> **Excerpted records**
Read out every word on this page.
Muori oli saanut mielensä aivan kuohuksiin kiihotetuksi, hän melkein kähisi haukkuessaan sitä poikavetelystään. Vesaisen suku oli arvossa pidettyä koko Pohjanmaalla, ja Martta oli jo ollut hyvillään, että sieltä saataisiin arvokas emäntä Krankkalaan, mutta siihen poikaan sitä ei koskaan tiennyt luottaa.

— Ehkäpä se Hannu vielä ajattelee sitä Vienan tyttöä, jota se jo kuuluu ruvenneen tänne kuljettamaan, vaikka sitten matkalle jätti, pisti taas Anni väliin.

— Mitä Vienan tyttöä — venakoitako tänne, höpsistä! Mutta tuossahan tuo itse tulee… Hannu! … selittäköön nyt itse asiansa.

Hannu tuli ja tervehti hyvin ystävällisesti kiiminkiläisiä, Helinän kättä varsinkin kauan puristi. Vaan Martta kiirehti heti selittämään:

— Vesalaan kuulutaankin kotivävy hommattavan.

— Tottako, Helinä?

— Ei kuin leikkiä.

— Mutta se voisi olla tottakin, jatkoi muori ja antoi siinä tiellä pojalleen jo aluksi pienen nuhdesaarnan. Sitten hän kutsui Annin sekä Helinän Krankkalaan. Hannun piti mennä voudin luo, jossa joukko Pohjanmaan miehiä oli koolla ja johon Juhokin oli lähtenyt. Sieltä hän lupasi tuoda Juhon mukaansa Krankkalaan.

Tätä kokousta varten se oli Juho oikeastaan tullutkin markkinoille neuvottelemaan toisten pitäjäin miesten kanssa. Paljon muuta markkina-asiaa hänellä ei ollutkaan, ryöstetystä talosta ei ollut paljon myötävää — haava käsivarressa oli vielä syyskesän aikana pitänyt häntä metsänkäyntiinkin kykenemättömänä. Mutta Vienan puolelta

> **Required task**
Reproduce each line of the material containing the word "Martta".

> **Solution for this problem**
Muori oli saanut mielensä aivan kuohuksiin kiihotetuksi, hän melkein kähisi haukkuessaan sitä poikavetelystään. Vesaisen suku oli arvossa pidettyä koko Pohjanmaalla, ja Martta oli jo ollut hyvillään, että sieltä saataisiin arvokas emäntä Krankkalaan, mutta siihen poikaan sitä ei koskaan tiennyt luottaa.
Hannu tuli ja tervehti hyvin ystävällisesti kiiminkiläisiä, Helinän kättä varsinkin kauan puristi. Vaan Martta kiirehti heti selittämään:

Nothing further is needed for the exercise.